WHAT THE TASK ASKS —
Pull out every line below that holds the word "this".

PROVIDED MATERIAL —
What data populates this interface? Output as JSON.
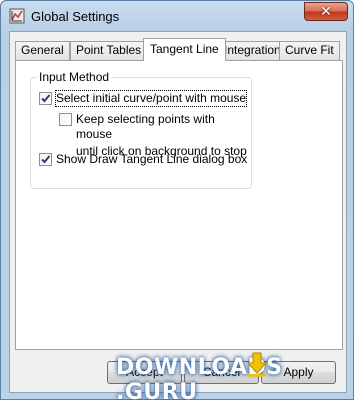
{
  "window": {
    "title": "Global Settings",
    "close_glyph": "✕"
  },
  "tabs": [
    {
      "label": "General",
      "active": false
    },
    {
      "label": "Point Tables",
      "active": false
    },
    {
      "label": "Tangent Line",
      "active": true
    },
    {
      "label": "Integration",
      "active": false
    },
    {
      "label": "Curve Fit",
      "active": false
    }
  ],
  "group": {
    "legend": "Input Method",
    "options": [
      {
        "label": "Select initial curve/point with mouse",
        "checked": true
      },
      {
        "label_line1": "Keep selecting points with mouse",
        "label_line2": "until click on background to stop",
        "checked": false
      },
      {
        "label": "Show Draw Tangent Line dialog box",
        "checked": true
      }
    ]
  },
  "buttons": {
    "ok": "Accept",
    "cancel": "Cancel",
    "apply": "Apply"
  },
  "watermark": {
    "text": "DOWNLOADS",
    "suffix": ".GURU"
  }
}
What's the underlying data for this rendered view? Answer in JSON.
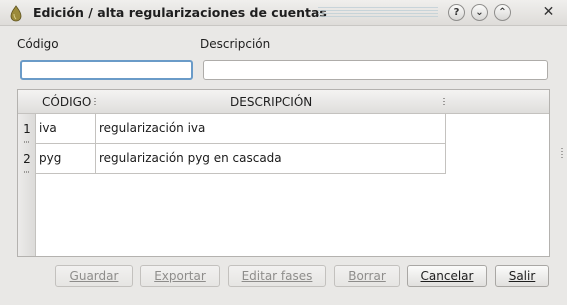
{
  "window": {
    "title": "Edición / alta regularizaciones de cuentas",
    "help_icon": "question-icon",
    "minimize_icon": "chevron-down-icon",
    "maximize_icon": "chevron-up-icon",
    "close_icon": "close-icon",
    "help_glyph": "?",
    "minimize_glyph": "⌄",
    "maximize_glyph": "⌃",
    "close_glyph": "✕"
  },
  "form": {
    "codigo_label": "Código",
    "codigo_value": "",
    "descripcion_label": "Descripción",
    "descripcion_value": ""
  },
  "table": {
    "headers": [
      "CÓDIGO",
      "DESCRIPCIÓN"
    ],
    "rows": [
      {
        "num": "1",
        "codigo": "iva",
        "descripcion": "regularización iva"
      },
      {
        "num": "2",
        "codigo": "pyg",
        "descripcion": "regularización pyg en cascada"
      }
    ]
  },
  "buttons": {
    "guardar": "Guardar",
    "exportar": "Exportar",
    "editar_fases": "Editar fases",
    "borrar": "Borrar",
    "cancelar": "Cancelar",
    "salir": "Salir"
  },
  "colors": {
    "focus_border": "#6a9bc8",
    "disabled_text": "#8e8d8b"
  }
}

EXERCISE RESULT —
What data populates this interface? Output as JSON.
What's the underlying data for this rendered view? Answer in JSON.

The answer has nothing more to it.